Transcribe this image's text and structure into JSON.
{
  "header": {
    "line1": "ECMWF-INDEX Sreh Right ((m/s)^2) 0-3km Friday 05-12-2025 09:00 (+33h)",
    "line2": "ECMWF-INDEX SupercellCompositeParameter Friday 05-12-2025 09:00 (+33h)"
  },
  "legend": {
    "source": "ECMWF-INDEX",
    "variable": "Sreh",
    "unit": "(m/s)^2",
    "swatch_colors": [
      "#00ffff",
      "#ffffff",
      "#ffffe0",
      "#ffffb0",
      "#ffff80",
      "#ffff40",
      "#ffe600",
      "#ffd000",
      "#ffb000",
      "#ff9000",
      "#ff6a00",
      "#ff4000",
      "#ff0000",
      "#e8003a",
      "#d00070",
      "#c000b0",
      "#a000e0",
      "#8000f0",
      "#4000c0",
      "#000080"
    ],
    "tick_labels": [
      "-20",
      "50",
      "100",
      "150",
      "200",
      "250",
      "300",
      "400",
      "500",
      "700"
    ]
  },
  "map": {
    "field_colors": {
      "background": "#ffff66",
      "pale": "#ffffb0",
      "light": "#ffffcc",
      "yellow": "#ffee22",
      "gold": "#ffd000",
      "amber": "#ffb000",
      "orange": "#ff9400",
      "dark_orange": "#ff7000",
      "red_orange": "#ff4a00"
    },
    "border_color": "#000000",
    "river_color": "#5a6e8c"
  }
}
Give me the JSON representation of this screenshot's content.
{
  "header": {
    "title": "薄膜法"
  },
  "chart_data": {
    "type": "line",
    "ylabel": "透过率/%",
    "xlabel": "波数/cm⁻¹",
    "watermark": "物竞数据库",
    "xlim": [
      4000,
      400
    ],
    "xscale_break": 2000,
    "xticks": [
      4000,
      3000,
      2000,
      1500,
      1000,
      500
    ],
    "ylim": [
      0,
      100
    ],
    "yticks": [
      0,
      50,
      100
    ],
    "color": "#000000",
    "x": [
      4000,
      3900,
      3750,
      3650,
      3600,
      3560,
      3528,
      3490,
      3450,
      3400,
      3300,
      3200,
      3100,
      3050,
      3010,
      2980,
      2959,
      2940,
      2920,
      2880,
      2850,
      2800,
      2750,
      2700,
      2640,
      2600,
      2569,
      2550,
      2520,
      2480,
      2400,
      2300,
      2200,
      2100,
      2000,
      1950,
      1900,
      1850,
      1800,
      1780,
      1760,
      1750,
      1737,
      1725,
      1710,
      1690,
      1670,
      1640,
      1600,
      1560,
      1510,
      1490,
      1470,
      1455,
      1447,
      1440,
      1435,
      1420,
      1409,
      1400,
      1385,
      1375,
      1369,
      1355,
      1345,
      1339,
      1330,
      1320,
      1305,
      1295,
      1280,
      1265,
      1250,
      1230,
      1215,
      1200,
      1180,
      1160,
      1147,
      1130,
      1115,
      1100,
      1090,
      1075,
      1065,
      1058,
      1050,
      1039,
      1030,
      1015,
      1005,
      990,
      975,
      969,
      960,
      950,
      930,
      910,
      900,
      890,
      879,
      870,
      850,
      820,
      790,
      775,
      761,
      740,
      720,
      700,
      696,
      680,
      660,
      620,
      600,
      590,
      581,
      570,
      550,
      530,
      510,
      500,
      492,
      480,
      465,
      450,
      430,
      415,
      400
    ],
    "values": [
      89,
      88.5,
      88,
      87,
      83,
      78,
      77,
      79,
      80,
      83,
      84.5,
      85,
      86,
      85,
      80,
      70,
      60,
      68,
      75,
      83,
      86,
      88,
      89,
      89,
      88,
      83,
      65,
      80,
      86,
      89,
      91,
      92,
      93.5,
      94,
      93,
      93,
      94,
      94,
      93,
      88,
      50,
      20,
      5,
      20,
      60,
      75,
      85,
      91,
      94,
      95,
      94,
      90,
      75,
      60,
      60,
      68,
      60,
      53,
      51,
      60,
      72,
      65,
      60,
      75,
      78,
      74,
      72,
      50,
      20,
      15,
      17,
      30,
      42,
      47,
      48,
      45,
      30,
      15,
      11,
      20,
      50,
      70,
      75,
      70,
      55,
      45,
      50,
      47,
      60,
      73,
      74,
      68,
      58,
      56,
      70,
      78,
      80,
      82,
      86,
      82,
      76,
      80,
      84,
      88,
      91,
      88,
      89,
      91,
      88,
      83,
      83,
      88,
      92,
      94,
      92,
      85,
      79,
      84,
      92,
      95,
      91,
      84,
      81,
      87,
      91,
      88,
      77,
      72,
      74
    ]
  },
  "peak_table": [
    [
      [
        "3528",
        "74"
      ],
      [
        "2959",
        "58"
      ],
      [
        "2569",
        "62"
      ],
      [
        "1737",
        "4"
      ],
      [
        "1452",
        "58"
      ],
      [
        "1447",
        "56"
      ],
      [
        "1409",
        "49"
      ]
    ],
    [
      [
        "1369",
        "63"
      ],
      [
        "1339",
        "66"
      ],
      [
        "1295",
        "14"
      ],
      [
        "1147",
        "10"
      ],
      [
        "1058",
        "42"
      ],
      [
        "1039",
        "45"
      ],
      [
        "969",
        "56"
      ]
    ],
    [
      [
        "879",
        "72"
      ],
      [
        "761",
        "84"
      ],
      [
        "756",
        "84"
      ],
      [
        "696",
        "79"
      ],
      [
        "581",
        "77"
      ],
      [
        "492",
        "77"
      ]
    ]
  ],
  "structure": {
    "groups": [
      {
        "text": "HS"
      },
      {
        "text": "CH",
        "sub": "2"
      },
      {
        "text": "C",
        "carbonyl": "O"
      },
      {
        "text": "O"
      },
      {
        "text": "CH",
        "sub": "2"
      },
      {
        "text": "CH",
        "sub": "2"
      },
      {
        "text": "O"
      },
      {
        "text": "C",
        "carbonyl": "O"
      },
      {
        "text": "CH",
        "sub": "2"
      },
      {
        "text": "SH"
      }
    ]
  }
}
□ □ □
Challenge:
Pick out each line above that includes "this" and show it.

Result:
Transcribe this image's text and structure into JSON.
Give me the JSON representation of this screenshot's content.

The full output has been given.